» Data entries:
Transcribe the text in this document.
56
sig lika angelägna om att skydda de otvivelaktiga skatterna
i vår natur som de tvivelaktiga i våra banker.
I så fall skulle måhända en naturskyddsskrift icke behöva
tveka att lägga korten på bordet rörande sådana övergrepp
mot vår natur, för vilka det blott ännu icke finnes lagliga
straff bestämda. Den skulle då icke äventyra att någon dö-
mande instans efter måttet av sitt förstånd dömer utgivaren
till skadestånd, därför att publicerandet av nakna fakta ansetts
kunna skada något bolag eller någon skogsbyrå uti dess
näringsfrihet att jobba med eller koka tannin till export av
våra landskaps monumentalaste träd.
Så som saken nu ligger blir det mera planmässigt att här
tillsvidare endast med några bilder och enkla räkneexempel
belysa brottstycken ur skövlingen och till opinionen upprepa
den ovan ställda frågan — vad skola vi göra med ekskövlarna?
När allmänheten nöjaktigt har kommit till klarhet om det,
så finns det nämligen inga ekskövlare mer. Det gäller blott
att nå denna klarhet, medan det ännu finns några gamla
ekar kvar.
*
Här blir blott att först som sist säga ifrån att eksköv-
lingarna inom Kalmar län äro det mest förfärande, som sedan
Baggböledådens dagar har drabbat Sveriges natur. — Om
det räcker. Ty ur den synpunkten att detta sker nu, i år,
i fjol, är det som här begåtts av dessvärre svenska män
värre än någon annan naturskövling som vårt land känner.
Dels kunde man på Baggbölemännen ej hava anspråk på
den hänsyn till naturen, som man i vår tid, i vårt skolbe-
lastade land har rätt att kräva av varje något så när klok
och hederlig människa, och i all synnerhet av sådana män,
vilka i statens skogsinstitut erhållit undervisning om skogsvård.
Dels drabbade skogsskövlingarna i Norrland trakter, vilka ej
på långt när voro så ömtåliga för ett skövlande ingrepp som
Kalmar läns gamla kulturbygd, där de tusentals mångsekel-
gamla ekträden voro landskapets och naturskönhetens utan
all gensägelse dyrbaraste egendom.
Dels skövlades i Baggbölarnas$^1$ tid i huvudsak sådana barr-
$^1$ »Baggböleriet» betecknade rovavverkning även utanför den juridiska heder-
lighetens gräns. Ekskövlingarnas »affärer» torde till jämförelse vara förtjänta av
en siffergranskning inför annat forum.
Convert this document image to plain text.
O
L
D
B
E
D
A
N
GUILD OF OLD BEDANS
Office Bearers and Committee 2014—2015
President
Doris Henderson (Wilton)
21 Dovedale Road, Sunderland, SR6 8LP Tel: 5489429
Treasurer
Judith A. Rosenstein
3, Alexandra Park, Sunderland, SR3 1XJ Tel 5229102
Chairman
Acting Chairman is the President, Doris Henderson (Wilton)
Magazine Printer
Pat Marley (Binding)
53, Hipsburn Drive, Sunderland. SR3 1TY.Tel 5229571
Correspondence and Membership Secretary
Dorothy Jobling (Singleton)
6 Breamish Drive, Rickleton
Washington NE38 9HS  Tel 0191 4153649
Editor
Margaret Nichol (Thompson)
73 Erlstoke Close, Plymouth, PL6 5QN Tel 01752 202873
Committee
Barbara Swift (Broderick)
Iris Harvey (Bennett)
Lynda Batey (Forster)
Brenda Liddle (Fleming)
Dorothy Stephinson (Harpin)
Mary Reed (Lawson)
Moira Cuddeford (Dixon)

--

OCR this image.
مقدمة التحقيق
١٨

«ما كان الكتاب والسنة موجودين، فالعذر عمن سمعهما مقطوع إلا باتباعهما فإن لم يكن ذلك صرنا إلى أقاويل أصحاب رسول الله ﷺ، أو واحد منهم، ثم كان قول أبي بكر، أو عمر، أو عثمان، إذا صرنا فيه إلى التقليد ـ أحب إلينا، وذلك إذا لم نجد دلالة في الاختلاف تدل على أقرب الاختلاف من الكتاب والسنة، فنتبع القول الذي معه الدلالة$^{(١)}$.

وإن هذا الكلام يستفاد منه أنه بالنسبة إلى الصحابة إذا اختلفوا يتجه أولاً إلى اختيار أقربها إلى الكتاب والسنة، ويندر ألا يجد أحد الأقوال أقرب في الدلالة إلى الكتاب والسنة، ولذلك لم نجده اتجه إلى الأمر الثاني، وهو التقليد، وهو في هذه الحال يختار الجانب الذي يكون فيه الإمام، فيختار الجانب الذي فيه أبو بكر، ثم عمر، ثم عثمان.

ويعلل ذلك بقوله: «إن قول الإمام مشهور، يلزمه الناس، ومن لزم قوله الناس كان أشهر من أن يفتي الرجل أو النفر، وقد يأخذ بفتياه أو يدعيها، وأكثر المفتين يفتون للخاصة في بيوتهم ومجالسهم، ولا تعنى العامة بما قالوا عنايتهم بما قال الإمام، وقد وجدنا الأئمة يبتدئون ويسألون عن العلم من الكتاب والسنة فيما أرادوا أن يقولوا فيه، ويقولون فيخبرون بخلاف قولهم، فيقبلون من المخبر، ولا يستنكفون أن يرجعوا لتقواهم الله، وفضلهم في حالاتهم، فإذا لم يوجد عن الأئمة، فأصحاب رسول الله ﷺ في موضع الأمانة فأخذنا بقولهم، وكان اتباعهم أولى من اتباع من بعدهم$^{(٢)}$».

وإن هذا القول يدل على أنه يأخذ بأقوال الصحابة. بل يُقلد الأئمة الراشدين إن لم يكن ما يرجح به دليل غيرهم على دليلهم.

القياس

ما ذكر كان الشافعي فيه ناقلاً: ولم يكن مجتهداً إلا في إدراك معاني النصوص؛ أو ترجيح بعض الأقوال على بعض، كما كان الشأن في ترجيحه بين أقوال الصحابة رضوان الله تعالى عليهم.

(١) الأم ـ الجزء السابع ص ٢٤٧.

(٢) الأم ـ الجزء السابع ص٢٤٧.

» Problem to work on:
Copy every line that contains the string "الأقوال".

» Output for this task:
وإن هذا الكلام يستفاد منه أنه بالنسبة إلى الصحابة إذا اختلفوا يتجه أولاً إلى اختيار أقربها إلى الكتاب والسنة، ويندر ألا يجد أحد الأقوال أقرب في الدلالة إلى الكتاب والسنة، ولذلك لم نجده اتجه إلى الأمر الثاني، وهو التقليد، وهو في هذه الحال يختار الجانب الذي يكون فيه الإمام، فيختار الجانب الذي فيه أبو بكر، ثم عمر، ثم عثمان.
ما ذكر كان الشافعي فيه ناقلاً: ولم يكن مجتهداً إلا في إدراك معاني النصوص؛ أو ترجيح بعض الأقوال على بعض، كما كان الشأن في ترجيحه بين أقوال الصحابة رضوان الله تعالى عليهم.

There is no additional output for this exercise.